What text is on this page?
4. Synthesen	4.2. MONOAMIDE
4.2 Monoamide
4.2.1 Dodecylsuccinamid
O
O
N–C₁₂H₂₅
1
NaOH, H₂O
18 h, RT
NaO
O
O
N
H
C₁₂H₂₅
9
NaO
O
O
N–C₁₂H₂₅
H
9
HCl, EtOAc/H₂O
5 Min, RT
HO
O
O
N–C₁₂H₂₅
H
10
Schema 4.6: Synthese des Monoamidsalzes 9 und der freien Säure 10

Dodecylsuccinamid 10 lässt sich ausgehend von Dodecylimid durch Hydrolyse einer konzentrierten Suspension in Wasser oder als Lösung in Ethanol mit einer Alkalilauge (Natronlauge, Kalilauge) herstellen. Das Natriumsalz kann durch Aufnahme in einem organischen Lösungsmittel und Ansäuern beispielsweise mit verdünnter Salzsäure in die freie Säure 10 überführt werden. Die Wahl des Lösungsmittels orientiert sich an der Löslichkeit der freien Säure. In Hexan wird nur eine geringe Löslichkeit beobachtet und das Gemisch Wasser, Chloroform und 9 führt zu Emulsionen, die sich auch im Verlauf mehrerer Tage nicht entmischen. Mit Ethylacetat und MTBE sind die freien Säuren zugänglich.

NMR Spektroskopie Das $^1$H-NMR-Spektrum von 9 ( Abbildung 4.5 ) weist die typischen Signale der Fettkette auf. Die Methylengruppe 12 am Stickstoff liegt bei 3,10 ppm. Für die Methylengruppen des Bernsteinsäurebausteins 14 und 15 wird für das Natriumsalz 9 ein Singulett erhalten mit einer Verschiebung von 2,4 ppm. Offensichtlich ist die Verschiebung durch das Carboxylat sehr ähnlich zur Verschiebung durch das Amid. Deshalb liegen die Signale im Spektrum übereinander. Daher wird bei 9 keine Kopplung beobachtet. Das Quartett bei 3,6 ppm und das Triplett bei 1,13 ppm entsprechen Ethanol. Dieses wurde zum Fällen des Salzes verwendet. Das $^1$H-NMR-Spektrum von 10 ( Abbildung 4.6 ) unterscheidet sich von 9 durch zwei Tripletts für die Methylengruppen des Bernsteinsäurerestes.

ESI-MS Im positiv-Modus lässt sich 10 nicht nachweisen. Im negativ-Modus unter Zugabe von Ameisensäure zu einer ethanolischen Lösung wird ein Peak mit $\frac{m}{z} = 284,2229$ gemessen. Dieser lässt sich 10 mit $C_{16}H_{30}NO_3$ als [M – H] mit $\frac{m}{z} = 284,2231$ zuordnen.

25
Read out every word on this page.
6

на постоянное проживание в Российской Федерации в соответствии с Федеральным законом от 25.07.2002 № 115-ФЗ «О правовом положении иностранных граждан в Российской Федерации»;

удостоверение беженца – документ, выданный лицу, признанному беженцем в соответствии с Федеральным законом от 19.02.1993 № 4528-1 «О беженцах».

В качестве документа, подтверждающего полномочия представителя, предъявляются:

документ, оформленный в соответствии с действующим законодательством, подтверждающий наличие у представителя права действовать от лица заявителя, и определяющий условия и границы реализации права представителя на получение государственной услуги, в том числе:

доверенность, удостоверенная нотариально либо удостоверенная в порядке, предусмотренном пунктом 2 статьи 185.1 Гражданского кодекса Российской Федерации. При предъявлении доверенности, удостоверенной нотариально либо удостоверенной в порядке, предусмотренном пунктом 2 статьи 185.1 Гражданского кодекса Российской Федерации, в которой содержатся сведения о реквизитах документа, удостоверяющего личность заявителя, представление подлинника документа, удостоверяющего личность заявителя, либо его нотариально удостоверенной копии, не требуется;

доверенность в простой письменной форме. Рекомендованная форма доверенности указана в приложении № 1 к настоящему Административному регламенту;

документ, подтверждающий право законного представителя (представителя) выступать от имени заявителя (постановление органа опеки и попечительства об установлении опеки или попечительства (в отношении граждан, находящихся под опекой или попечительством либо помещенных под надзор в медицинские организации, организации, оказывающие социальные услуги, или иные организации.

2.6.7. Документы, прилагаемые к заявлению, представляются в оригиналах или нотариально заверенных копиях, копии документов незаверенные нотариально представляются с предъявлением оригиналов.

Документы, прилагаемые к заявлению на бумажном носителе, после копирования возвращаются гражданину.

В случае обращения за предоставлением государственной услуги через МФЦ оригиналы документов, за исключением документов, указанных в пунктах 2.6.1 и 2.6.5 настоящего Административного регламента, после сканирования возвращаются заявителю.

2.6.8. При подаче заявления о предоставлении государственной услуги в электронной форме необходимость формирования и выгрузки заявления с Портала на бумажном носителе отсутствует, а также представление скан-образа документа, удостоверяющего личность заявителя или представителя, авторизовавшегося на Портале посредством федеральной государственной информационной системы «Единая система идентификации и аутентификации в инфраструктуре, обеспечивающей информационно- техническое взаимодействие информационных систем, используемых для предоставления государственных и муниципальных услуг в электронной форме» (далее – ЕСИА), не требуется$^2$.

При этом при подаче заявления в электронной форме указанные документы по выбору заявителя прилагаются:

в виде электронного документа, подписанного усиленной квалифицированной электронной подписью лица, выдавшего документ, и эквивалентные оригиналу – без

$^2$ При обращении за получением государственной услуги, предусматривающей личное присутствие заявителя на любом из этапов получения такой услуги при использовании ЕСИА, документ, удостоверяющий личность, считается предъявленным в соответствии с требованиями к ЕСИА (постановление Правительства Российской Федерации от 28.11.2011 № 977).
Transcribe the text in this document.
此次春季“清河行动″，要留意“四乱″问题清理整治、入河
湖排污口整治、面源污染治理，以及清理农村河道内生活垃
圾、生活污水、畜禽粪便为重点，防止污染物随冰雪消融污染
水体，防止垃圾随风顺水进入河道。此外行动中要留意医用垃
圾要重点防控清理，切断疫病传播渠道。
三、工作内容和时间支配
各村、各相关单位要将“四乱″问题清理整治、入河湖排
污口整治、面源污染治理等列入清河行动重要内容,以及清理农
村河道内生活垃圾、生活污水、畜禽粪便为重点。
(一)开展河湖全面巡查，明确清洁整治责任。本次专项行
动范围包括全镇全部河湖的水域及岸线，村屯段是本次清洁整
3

What you should do: Restate each of the entries above verbatim.

Solution to this exercise:
What text is on this page?
4. Synthesen	4.2. MONOAMIDE
4.2 Monoamide
4.2.1 Dodecylsuccinamid
O
O
N–C₁₂H₂₅
1
NaOH, H₂O
18 h, RT
NaO
O
O
N
H
C₁₂H₂₅
9
NaO
O
O
N–C₁₂H₂₅
H
9
HCl, EtOAc/H₂O
5 Min, RT
HO
O
O
N–C₁₂H₂₅
H
10
Schema 4.6: Synthese des Monoamidsalzes 9 und der freien Säure 10

Dodecylsuccinamid 10 lässt sich ausgehend von Dodecylimid durch Hydrolyse einer konzentrierten Suspension in Wasser oder als Lösung in Ethanol mit einer Alkalilauge (Natronlauge, Kalilauge) herstellen. Das Natriumsalz kann durch Aufnahme in einem organischen Lösungsmittel und Ansäuern beispielsweise mit verdünnter Salzsäure in die freie Säure 10 überführt werden. Die Wahl des Lösungsmittels orientiert sich an der Löslichkeit der freien Säure. In Hexan wird nur eine geringe Löslichkeit beobachtet und das Gemisch Wasser, Chloroform und 9 führt zu Emulsionen, die sich auch im Verlauf mehrerer Tage nicht entmischen. Mit Ethylacetat und MTBE sind die freien Säuren zugänglich.

NMR Spektroskopie Das $^1$H-NMR-Spektrum von 9 ( Abbildung 4.5 ) weist die typischen Signale der Fettkette auf. Die Methylengruppe 12 am Stickstoff liegt bei 3,10 ppm. Für die Methylengruppen des Bernsteinsäurebausteins 14 und 15 wird für das Natriumsalz 9 ein Singulett erhalten mit einer Verschiebung von 2,4 ppm. Offensichtlich ist die Verschiebung durch das Carboxylat sehr ähnlich zur Verschiebung durch das Amid. Deshalb liegen die Signale im Spektrum übereinander. Daher wird bei 9 keine Kopplung beobachtet. Das Quartett bei 3,6 ppm und das Triplett bei 1,13 ppm entsprechen Ethanol. Dieses wurde zum Fällen des Salzes verwendet. Das $^1$H-NMR-Spektrum von 10 ( Abbildung 4.6 ) unterscheidet sich von 9 durch zwei Tripletts für die Methylengruppen des Bernsteinsäurerestes.

ESI-MS Im positiv-Modus lässt sich 10 nicht nachweisen. Im negativ-Modus unter Zugabe von Ameisensäure zu einer ethanolischen Lösung wird ein Peak mit $\frac{m}{z} = 284,2229$ gemessen. Dieser lässt sich 10 mit $C_{16}H_{30}NO_3$ als [M – H] mit $\frac{m}{z} = 284,2231$ zuordnen.

25
Read out every word on this page.
6

на постоянное проживание в Российской Федерации в соответствии с Федеральным законом от 25.07.2002 № 115-ФЗ «О правовом положении иностранных граждан в Российской Федерации»;

удостоверение беженца – документ, выданный лицу, признанному беженцем в соответствии с Федеральным законом от 19.02.1993 № 4528-1 «О беженцах».

В качестве документа, подтверждающего полномочия представителя, предъявляются:

документ, оформленный в соответствии с действующим законодательством, подтверждающий наличие у представителя права действовать от лица заявителя, и определяющий условия и границы реализации права представителя на получение государственной услуги, в том числе:

доверенность, удостоверенная нотариально либо удостоверенная в порядке, предусмотренном пунктом 2 статьи 185.1 Гражданского кодекса Российской Федерации. При предъявлении доверенности, удостоверенной нотариально либо удостоверенной в порядке, предусмотренном пунктом 2 статьи 185.1 Гражданского кодекса Российской Федерации, в которой содержатся сведения о реквизитах документа, удостоверяющего личность заявителя, представление подлинника документа, удостоверяющего личность заявителя, либо его нотариально удостоверенной копии, не требуется;

доверенность в простой письменной форме. Рекомендованная форма доверенности указана в приложении № 1 к настоящему Административному регламенту;

документ, подтверждающий право законного представителя (представителя) выступать от имени заявителя (постановление органа опеки и попечительства об установлении опеки или попечительства (в отношении граждан, находящихся под опекой или попечительством либо помещенных под надзор в медицинские организации, организации, оказывающие социальные услуги, или иные организации.

2.6.7. Документы, прилагаемые к заявлению, представляются в оригиналах или нотариально заверенных копиях, копии документов незаверенные нотариально представляются с предъявлением оригиналов.

Документы, прилагаемые к заявлению на бумажном носителе, после копирования возвращаются гражданину.

В случае обращения за предоставлением государственной услуги через МФЦ оригиналы документов, за исключением документов, указанных в пунктах 2.6.1 и 2.6.5 настоящего Административного регламента, после сканирования возвращаются заявителю.

2.6.8. При подаче заявления о предоставлении государственной услуги в электронной форме необходимость формирования и выгрузки заявления с Портала на бумажном носителе отсутствует, а также представление скан-образа документа, удостоверяющего личность заявителя или представителя, авторизовавшегося на Портале посредством федеральной государственной информационной системы «Единая система идентификации и аутентификации в инфраструктуре, обеспечивающей информационно- техническое взаимодействие информационных систем, используемых для предоставления государственных и муниципальных услуг в электронной форме» (далее – ЕСИА), не требуется$^2$.

При этом при подаче заявления в электронной форме указанные документы по выбору заявителя прилагаются:

в виде электронного документа, подписанного усиленной квалифицированной электронной подписью лица, выдавшего документ, и эквивалентные оригиналу – без

$^2$ При обращении за получением государственной услуги, предусматривающей личное присутствие заявителя на любом из этапов получения такой услуги при использовании ЕСИА, документ, удостоверяющий личность, считается предъявленным в соответствии с требованиями к ЕСИА (постановление Правительства Российской Федерации от 28.11.2011 № 977).
Transcribe the text in this document.
此次春季“清河行动″，要留意“四乱″问题清理整治、入河
湖排污口整治、面源污染治理，以及清理农村河道内生活垃
圾、生活污水、畜禽粪便为重点，防止污染物随冰雪消融污染
水体，防止垃圾随风顺水进入河道。此外行动中要留意医用垃
圾要重点防控清理，切断疫病传播渠道。
三、工作内容和时间支配
各村、各相关单位要将“四乱″问题清理整治、入河湖排
污口整治、面源污染治理等列入清河行动重要内容,以及清理农
村河道内生活垃圾、生活污水、畜禽粪便为重点。
(一)开展河湖全面巡查，明确清洁整治责任。本次专项行
动范围包括全镇全部河湖的水域及岸线，村屯段是本次清洁整
3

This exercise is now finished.